**Set exercise**
Write out all of the data without omission, exactly as shown.

## Start

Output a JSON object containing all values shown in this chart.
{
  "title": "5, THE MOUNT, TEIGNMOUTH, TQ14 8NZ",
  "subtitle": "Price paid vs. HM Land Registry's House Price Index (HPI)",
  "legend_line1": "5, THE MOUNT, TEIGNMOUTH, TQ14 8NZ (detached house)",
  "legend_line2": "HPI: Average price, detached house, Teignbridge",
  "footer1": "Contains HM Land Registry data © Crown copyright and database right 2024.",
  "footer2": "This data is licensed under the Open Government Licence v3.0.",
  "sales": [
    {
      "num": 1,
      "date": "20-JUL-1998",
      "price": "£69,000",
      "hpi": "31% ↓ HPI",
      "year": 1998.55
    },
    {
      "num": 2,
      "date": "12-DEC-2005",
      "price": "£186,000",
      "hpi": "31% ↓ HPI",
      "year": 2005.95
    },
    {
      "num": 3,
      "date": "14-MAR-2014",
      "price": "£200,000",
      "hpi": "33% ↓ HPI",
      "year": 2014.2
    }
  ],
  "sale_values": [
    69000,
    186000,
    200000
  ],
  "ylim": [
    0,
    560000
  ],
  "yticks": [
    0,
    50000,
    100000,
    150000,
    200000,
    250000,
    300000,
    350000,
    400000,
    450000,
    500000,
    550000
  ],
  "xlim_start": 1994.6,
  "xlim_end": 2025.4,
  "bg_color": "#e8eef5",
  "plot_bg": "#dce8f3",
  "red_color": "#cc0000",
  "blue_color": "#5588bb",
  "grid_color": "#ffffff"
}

## End

**Output for this task**
Output a JSON object containing all values shown in this chart.
{
  "title": "5, THE MOUNT, TEIGNMOUTH, TQ14 8NZ",
  "subtitle": "Price paid vs. HM Land Registry's House Price Index (HPI)",
  "legend_line1": "5, THE MOUNT, TEIGNMOUTH, TQ14 8NZ (detached house)",
  "legend_line2": "HPI: Average price, detached house, Teignbridge",
  "footer1": "Contains HM Land Registry data © Crown copyright and database right 2024.",
  "footer2": "This data is licensed under the Open Government Licence v3.0.",
  "sales": [
    {
      "num": 1,
      "date": "20-JUL-1998",
      "price": "£69,000",
      "hpi": "31% ↓ HPI",
      "year": 1998.55
    },
    {
      "num": 2,
      "date": "12-DEC-2005",
      "price": "£186,000",
      "hpi": "31% ↓ HPI",
      "year": 2005.95
    },
    {
      "num": 3,
      "date": "14-MAR-2014",
      "price": "£200,000",
      "hpi": "33% ↓ HPI",
      "year": 2014.2
    }
  ],
  "sale_values": [
    69000,
    186000,
    200000
  ],
  "ylim": [
    0,
    560000
  ],
  "yticks": [
    0,
    50000,
    100000,
    150000,
    200000,
    250000,
    300000,
    350000,
    400000,
    450000,
    500000,
    550000
  ],
  "xlim_start": 1994.6,
  "xlim_end": 2025.4,
  "bg_color": "#e8eef5",
  "plot_bg": "#dce8f3",
  "red_color": "#cc0000",
  "blue_color": "#5588bb",
  "grid_color": "#ffffff"
}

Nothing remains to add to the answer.